Sayfa alıntısı.
★ ★ ★ ★
12 Eylül 1980 askeri darbe günü Fethiye’den İzmir’e bomboş yollarda seyahat ettik. Ülkede darbe olmuştu ancak yol boyunca köy ve kasabalarda sıradan sakin bir gün yaşanıyordu. İnsanlar kahvehane veya televizyonlu evlerle toplaşmışlar olan biteni izliyorlardı. Yol boyunca gördüğümüz, konuştuğumuz insanlar, askerlere su, meyve ve yiyecek ikram edip, teşekkür ediyorlardı. Sanki bütün ülke darbe ile bir günde selamete kavuşmuş gibi bir atmosfer vardı. 

 

1977-1980 arası babamın tanımı ile “anarşik” olaylar, sağcı solcu gençlerin ölümleri, silahlı çatışmalar, siyasi olaylar, istikrarsızlık halkı bıktırmıştı. Bu nedenle ilk aşamada askerlerin yönetime el koyması memnuniyetle karşılanmıştı. Çünkü halk öncelikle silahlı çatışmaların bitmesini önemsiyordu. Ancak sonrası ilk günün huzurlu ve sakinliği ile sürmedi. Maalesef askeri darbenin ülke için siyasal ve sosyal sonuçları çok daha ağır oldu.

 

 

Kalemiye Koyu ve Hilside

 

Çocukluğumuzda Fethiye’nin içinden özellikle de limandaki iskeleden denize girerdik. Beton iskelenin üstünden koşarak denize atlamak, sonra iskelenin kenarındaki eski lastiklere tutunarak yukarı çıkmak büyük zevkti. Aynı şekilde 2.Karagözlerin önünden, Aksaz koyunda ve bugün Letonya Tatil Köyü’nün kapattığı koylardan denize girmek Fethiyeli çocuklarının yürüyerek veya bisiklet ile kolyaca ulaştığı koylardı. Biraz daha zahmete katlanarak Boncuklu, Samanlı ve Kalemiye (şimdi Hillside Otel’in olduğu) koyuna da giderdik. Kalemiye koyunda sanırım deniz suyu ile karışarak çıkan yavan bir kaynak vardı. Yüzyıllardır bir tür barsak temizliği için Fethiye’nin yaşlıları bu koya ailecek gelir, bu kaynaktan su içer ve adeta bir antitoksin uygulama yaparlardı. Ninem Üzümlülü Kara Meryem, halam Şükriye Tekin, eniştem Mehmet Tekin, kuzenlerim, babamlarla bazen bu hafta sonları bu koya piknik yapmaya giderdik. Ninemi eklem ağrılarına şifa olsun diye kuma gömerdik. Rahmetli birçok Fethiyeli gibi hiç denize girmezdi.

Kalemiye ve Boncuklu koyları ailecek gidilen uzak yerler sayılırdı. Bazen bisikletli arkadaşlarla yalnız başına da giderdik. En kolayı ve eğlenceli olan ise limanda iskeleden denize girmekti. İskele kenarında oltaları ile kefal ve lopa müdavimleri olurdu. Olta balıkçıları hamur ve teke ile balık avlarken, çocuklar neşe içinde limanda yüzer, Fethiyeli aileler de liman kordon arasında akşamüstü volta atardı. 2. Karagözlerde yüzerken birkaç kez yunuslara denk gelmişliğim vardır. Biz yüzerken çevremizde yunuslar atlaya hoplaya adeta bize eşlik ederdi.
★ ★ ★ ★
Çıkarılan veriler.
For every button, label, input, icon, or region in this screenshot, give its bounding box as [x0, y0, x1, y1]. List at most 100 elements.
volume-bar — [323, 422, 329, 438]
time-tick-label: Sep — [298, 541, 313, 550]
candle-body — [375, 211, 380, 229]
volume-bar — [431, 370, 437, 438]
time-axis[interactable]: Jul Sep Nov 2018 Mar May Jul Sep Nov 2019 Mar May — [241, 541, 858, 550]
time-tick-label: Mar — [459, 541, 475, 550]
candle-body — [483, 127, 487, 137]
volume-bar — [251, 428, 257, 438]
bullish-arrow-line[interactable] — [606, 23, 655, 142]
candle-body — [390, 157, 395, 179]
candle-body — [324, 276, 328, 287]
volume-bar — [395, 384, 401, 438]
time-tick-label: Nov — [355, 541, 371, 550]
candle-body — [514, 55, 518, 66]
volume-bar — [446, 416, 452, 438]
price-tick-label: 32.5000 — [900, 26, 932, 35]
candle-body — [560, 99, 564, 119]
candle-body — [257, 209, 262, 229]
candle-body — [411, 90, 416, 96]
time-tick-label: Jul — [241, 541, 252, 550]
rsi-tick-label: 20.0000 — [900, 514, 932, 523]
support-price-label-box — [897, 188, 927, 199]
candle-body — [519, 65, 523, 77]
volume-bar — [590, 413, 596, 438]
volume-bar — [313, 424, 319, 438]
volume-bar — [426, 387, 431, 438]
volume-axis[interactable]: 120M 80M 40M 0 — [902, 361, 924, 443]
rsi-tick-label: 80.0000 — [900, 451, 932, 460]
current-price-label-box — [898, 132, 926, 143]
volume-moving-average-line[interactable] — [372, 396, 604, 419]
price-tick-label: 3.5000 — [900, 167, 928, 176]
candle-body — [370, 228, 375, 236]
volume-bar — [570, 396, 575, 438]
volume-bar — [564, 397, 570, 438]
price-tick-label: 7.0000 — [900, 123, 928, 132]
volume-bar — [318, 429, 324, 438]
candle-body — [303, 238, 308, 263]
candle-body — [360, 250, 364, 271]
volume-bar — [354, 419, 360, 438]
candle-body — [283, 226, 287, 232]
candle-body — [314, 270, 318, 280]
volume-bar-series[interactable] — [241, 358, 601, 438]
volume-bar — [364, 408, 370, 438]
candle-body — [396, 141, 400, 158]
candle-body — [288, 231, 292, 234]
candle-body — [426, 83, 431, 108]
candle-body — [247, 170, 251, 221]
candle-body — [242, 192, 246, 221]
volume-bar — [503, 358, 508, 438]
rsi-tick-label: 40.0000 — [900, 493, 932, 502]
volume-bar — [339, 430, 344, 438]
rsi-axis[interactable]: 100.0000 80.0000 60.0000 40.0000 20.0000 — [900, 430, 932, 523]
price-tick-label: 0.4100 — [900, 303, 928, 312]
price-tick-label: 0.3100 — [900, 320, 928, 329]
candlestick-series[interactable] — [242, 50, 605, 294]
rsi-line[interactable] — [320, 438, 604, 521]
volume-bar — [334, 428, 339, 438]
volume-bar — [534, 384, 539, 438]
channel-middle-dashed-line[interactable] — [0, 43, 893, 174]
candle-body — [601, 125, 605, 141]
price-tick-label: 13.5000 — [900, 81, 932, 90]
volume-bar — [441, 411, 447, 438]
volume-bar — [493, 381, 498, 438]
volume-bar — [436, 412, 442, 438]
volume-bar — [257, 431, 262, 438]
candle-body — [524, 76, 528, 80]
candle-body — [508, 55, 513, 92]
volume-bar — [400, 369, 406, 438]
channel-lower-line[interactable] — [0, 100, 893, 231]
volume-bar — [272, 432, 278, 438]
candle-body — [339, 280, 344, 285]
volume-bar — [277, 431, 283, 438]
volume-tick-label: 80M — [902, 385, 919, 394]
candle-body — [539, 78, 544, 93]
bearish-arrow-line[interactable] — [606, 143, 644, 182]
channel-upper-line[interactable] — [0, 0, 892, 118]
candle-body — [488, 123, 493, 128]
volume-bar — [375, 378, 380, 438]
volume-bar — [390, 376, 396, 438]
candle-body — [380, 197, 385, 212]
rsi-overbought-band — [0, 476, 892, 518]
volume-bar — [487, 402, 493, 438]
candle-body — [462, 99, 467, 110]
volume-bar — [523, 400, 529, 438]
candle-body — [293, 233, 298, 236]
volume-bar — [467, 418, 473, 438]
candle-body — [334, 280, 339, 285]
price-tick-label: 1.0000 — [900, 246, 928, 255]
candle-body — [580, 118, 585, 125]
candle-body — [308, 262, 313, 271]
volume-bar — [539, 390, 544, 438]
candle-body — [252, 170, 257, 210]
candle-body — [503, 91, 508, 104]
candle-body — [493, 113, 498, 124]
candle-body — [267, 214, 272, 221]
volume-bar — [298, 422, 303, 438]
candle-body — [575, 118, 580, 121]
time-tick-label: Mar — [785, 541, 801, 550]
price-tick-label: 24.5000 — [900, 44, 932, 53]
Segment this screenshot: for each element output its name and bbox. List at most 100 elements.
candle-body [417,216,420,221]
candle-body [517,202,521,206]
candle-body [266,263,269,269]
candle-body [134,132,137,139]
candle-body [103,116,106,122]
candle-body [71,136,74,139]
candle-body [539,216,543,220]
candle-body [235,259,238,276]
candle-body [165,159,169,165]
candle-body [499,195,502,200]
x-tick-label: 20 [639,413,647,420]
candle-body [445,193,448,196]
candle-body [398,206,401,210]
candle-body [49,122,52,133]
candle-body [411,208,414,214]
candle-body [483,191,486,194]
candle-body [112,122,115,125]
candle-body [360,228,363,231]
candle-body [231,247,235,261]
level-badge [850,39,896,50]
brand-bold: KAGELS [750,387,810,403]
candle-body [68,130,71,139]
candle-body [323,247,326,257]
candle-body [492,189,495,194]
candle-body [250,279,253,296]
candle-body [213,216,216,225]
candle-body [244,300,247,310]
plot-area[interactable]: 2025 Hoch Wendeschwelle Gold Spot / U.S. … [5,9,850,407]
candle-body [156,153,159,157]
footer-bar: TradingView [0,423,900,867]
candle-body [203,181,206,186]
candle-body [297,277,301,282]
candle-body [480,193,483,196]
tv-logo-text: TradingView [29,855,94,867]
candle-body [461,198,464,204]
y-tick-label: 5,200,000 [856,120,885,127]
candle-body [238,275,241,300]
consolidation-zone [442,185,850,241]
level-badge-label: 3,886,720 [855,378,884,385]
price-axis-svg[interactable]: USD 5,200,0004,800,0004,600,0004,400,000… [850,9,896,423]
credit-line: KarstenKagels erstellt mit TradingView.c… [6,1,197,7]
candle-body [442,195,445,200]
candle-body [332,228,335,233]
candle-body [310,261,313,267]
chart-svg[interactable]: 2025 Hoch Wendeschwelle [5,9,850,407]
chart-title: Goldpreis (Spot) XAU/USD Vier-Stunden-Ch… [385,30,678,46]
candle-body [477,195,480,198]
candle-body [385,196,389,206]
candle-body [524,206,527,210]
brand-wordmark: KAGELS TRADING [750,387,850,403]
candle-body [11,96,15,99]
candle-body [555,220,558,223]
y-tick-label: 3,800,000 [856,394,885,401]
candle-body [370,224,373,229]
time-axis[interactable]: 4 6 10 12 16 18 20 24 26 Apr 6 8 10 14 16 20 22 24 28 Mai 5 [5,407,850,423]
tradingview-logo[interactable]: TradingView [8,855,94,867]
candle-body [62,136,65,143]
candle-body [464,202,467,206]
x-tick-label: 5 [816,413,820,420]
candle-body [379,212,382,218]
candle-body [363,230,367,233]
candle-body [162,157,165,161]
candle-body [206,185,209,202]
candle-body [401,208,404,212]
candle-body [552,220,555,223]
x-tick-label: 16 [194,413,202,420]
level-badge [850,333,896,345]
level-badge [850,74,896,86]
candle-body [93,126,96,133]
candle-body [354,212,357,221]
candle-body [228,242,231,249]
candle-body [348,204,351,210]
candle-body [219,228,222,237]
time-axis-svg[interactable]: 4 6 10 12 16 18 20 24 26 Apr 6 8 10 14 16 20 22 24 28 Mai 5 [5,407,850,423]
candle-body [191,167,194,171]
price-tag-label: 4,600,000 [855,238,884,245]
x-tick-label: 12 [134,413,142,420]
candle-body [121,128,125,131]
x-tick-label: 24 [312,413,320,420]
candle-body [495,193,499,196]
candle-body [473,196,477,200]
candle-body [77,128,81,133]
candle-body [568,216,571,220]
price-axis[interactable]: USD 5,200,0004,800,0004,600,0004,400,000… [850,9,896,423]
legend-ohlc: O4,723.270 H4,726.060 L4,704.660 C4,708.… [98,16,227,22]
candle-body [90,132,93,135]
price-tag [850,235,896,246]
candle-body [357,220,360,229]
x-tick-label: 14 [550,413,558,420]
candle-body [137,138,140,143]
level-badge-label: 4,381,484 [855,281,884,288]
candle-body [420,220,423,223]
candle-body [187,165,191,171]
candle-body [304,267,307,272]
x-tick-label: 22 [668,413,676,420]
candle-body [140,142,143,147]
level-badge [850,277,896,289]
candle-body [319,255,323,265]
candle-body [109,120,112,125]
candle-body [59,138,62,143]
★ ★ ★ ★
Görev kapsamı. Sayfa alıntısında "12 Eylül 1980" ile başlayıp "bir atmosfer vardı." ifadesine kadar süren bölümü yeniden yazın ve "bomboş" yerine "ıssız" koyun.

Çözüm.
12 Eylül 1980 askeri darbe günü Fethiye’den İzmir’e ıssız yollarda seyahat ettik. Ülkede darbe olmuştu ancak yol boyunca köy ve kasabalarda sıradan sakin bir gün yaşanıyordu. İnsanlar kahvehane veya televizyonlu evlerle toplaşmışlar olan biteni izliyorlardı. Yol boyunca gördüğümüz, konuştuğumuz insanlar, askerlere su, meyve ve yiyecek ikram edip, teşekkür ediyorlardı. Sanki bütün ülke darbe ile bir günde selamete kavuşmuş gibi bir atmosfer vardı.